[Material shown start]

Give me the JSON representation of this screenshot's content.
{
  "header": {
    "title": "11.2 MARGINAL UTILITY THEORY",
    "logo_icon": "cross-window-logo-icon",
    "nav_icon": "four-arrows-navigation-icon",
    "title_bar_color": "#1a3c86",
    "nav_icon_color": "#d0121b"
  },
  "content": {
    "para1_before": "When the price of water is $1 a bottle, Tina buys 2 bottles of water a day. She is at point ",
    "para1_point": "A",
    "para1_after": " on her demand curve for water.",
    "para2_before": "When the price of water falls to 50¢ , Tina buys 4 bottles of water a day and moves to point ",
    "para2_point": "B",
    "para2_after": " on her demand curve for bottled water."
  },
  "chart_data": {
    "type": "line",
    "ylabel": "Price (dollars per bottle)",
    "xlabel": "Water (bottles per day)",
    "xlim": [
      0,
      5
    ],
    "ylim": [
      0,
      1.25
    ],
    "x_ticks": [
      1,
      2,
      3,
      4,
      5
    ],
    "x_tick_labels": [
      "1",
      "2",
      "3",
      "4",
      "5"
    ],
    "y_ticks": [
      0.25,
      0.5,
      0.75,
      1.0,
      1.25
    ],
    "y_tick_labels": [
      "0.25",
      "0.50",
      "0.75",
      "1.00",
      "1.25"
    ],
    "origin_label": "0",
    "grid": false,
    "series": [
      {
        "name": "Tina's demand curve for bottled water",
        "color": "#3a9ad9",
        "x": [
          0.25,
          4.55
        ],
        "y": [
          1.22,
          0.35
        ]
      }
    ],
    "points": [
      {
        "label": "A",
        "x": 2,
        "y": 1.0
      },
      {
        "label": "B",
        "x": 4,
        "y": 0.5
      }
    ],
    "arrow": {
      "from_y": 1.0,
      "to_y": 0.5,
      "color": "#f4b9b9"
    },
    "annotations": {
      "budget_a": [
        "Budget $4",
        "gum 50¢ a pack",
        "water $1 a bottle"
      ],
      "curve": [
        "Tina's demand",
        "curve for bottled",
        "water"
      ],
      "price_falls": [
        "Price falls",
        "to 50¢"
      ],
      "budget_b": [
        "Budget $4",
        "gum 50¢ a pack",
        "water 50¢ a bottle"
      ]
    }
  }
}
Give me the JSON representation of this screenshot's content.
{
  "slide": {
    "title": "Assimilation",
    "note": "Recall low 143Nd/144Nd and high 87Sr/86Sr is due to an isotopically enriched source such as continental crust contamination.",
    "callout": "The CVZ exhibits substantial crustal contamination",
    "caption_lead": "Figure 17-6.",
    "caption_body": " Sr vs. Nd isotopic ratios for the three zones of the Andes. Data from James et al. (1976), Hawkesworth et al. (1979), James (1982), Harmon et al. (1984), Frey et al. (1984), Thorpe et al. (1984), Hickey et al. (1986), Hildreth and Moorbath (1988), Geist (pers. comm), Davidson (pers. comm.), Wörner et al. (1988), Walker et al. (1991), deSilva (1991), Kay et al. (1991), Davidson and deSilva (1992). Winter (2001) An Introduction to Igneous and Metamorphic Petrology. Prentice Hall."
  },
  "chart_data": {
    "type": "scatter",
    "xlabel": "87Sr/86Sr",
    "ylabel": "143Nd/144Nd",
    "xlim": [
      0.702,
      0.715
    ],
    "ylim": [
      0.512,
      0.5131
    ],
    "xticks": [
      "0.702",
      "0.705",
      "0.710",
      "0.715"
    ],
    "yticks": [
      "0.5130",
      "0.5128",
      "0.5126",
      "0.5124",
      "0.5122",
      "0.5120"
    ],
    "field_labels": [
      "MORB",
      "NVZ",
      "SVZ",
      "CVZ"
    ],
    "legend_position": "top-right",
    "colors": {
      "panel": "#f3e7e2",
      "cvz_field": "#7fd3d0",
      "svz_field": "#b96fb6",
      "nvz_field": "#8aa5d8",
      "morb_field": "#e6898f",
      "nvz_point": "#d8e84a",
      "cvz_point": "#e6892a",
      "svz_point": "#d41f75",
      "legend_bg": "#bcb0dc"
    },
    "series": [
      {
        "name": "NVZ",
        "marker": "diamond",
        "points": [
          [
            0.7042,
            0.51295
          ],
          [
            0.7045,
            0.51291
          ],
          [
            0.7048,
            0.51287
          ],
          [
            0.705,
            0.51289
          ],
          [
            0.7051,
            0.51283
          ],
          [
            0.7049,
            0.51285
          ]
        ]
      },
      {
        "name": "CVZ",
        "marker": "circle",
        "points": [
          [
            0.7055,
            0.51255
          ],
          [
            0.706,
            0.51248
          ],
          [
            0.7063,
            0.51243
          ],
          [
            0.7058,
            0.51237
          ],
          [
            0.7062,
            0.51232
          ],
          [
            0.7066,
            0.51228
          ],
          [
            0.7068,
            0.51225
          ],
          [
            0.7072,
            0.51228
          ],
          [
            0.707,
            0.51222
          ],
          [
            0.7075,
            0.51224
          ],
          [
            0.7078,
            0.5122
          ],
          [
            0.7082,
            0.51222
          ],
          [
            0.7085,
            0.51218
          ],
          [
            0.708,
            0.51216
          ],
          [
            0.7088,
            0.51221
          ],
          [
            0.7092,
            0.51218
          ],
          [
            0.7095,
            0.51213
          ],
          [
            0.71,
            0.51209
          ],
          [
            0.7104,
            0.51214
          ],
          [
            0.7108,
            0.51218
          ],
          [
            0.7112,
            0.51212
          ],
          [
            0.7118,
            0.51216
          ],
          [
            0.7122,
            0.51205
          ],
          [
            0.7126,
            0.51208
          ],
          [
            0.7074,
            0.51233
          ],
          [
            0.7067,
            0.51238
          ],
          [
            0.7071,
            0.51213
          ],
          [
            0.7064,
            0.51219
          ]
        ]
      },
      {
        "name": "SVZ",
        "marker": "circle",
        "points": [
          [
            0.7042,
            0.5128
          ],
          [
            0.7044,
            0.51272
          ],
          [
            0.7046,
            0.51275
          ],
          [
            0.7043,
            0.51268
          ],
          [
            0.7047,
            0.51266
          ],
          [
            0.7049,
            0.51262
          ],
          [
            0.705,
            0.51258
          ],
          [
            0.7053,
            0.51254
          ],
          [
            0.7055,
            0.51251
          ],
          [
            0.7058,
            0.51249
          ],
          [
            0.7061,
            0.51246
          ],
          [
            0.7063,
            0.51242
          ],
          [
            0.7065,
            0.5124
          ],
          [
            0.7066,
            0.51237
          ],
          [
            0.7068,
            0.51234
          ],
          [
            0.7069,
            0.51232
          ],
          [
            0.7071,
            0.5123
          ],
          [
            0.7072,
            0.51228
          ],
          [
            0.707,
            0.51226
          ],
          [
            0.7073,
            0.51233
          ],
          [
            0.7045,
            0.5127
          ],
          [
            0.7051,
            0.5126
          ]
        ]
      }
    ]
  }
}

[Material shown end]

Give back each line above precisely as it stands.

Give me the JSON representation of this screenshot's content.
{
  "header": {
    "title": "11.2 MARGINAL UTILITY THEORY",
    "logo_icon": "cross-window-logo-icon",
    "nav_icon": "four-arrows-navigation-icon",
    "title_bar_color": "#1a3c86",
    "nav_icon_color": "#d0121b"
  },
  "content": {
    "para1_before": "When the price of water is $1 a bottle, Tina buys 2 bottles of water a day. She is at point ",
    "para1_point": "A",
    "para1_after": " on her demand curve for water.",
    "para2_before": "When the price of water falls to 50¢ , Tina buys 4 bottles of water a day and moves to point ",
    "para2_point": "B",
    "para2_after": " on her demand curve for bottled water."
  },
  "chart_data": {
    "type": "line",
    "ylabel": "Price (dollars per bottle)",
    "xlabel": "Water (bottles per day)",
    "xlim": [
      0,
      5
    ],
    "ylim": [
      0,
      1.25
    ],
    "x_ticks": [
      1,
      2,
      3,
      4,
      5
    ],
    "x_tick_labels": [
      "1",
      "2",
      "3",
      "4",
      "5"
    ],
    "y_ticks": [
      0.25,
      0.5,
      0.75,
      1.0,
      1.25
    ],
    "y_tick_labels": [
      "0.25",
      "0.50",
      "0.75",
      "1.00",
      "1.25"
    ],
    "origin_label": "0",
    "grid": false,
    "series": [
      {
        "name": "Tina's demand curve for bottled water",
        "color": "#3a9ad9",
        "x": [
          0.25,
          4.55
        ],
        "y": [
          1.22,
          0.35
        ]
      }
    ],
    "points": [
      {
        "label": "A",
        "x": 2,
        "y": 1.0
      },
      {
        "label": "B",
        "x": 4,
        "y": 0.5
      }
    ],
    "arrow": {
      "from_y": 1.0,
      "to_y": 0.5,
      "color": "#f4b9b9"
    },
    "annotations": {
      "budget_a": [
        "Budget $4",
        "gum 50¢ a pack",
        "water $1 a bottle"
      ],
      "curve": [
        "Tina's demand",
        "curve for bottled",
        "water"
      ],
      "price_falls": [
        "Price falls",
        "to 50¢"
      ],
      "budget_b": [
        "Budget $4",
        "gum 50¢ a pack",
        "water 50¢ a bottle"
      ]
    }
  }
}
Give me the JSON representation of this screenshot's content.
{
  "slide": {
    "title": "Assimilation",
    "note": "Recall low 143Nd/144Nd and high 87Sr/86Sr is due to an isotopically enriched source such as continental crust contamination.",
    "callout": "The CVZ exhibits substantial crustal contamination",
    "caption_lead": "Figure 17-6.",
    "caption_body": " Sr vs. Nd isotopic ratios for the three zones of the Andes. Data from James et al. (1976), Hawkesworth et al. (1979), James (1982), Harmon et al. (1984), Frey et al. (1984), Thorpe et al. (1984), Hickey et al. (1986), Hildreth and Moorbath (1988), Geist (pers. comm), Davidson (pers. comm.), Wörner et al. (1988), Walker et al. (1991), deSilva (1991), Kay et al. (1991), Davidson and deSilva (1992). Winter (2001) An Introduction to Igneous and Metamorphic Petrology. Prentice Hall."
  },
  "chart_data": {
    "type": "scatter",
    "xlabel": "87Sr/86Sr",
    "ylabel": "143Nd/144Nd",
    "xlim": [
      0.702,
      0.715
    ],
    "ylim": [
      0.512,
      0.5131
    ],
    "xticks": [
      "0.702",
      "0.705",
      "0.710",
      "0.715"
    ],
    "yticks": [
      "0.5130",
      "0.5128",
      "0.5126",
      "0.5124",
      "0.5122",
      "0.5120"
    ],
    "field_labels": [
      "MORB",
      "NVZ",
      "SVZ",
      "CVZ"
    ],
    "legend_position": "top-right",
    "colors": {
      "panel": "#f3e7e2",
      "cvz_field": "#7fd3d0",
      "svz_field": "#b96fb6",
      "nvz_field": "#8aa5d8",
      "morb_field": "#e6898f",
      "nvz_point": "#d8e84a",
      "cvz_point": "#e6892a",
      "svz_point": "#d41f75",
      "legend_bg": "#bcb0dc"
    },
    "series": [
      {
        "name": "NVZ",
        "marker": "diamond",
        "points": [
          [
            0.7042,
            0.51295
          ],
          [
            0.7045,
            0.51291
          ],
          [
            0.7048,
            0.51287
          ],
          [
            0.705,
            0.51289
          ],
          [
            0.7051,
            0.51283
          ],
          [
            0.7049,
            0.51285
          ]
        ]
      },
      {
        "name": "CVZ",
        "marker": "circle",
        "points": [
          [
            0.7055,
            0.51255
          ],
          [
            0.706,
            0.51248
          ],
          [
            0.7063,
            0.51243
          ],
          [
            0.7058,
            0.51237
          ],
          [
            0.7062,
            0.51232
          ],
          [
            0.7066,
            0.51228
          ],
          [
            0.7068,
            0.51225
          ],
          [
            0.7072,
            0.51228
          ],
          [
            0.707,
            0.51222
          ],
          [
            0.7075,
            0.51224
          ],
          [
            0.7078,
            0.5122
          ],
          [
            0.7082,
            0.51222
          ],
          [
            0.7085,
            0.51218
          ],
          [
            0.708,
            0.51216
          ],
          [
            0.7088,
            0.51221
          ],
          [
            0.7092,
            0.51218
          ],
          [
            0.7095,
            0.51213
          ],
          [
            0.71,
            0.51209
          ],
          [
            0.7104,
            0.51214
          ],
          [
            0.7108,
            0.51218
          ],
          [
            0.7112,
            0.51212
          ],
          [
            0.7118,
            0.51216
          ],
          [
            0.7122,
            0.51205
          ],
          [
            0.7126,
            0.51208
          ],
          [
            0.7074,
            0.51233
          ],
          [
            0.7067,
            0.51238
          ],
          [
            0.7071,
            0.51213
          ],
          [
            0.7064,
            0.51219
          ]
        ]
      },
      {
        "name": "SVZ",
        "marker": "circle",
        "points": [
          [
            0.7042,
            0.5128
          ],
          [
            0.7044,
            0.51272
          ],
          [
            0.7046,
            0.51275
          ],
          [
            0.7043,
            0.51268
          ],
          [
            0.7047,
            0.51266
          ],
          [
            0.7049,
            0.51262
          ],
          [
            0.705,
            0.51258
          ],
          [
            0.7053,
            0.51254
          ],
          [
            0.7055,
            0.51251
          ],
          [
            0.7058,
            0.51249
          ],
          [
            0.7061,
            0.51246
          ],
          [
            0.7063,
            0.51242
          ],
          [
            0.7065,
            0.5124
          ],
          [
            0.7066,
            0.51237
          ],
          [
            0.7068,
            0.51234
          ],
          [
            0.7069,
            0.51232
          ],
          [
            0.7071,
            0.5123
          ],
          [
            0.7072,
            0.51228
          ],
          [
            0.707,
            0.51226
          ],
          [
            0.7073,
            0.51233
          ],
          [
            0.7045,
            0.5127
          ],
          [
            0.7051,
            0.5126
          ]
        ]
      }
    ]
  }
}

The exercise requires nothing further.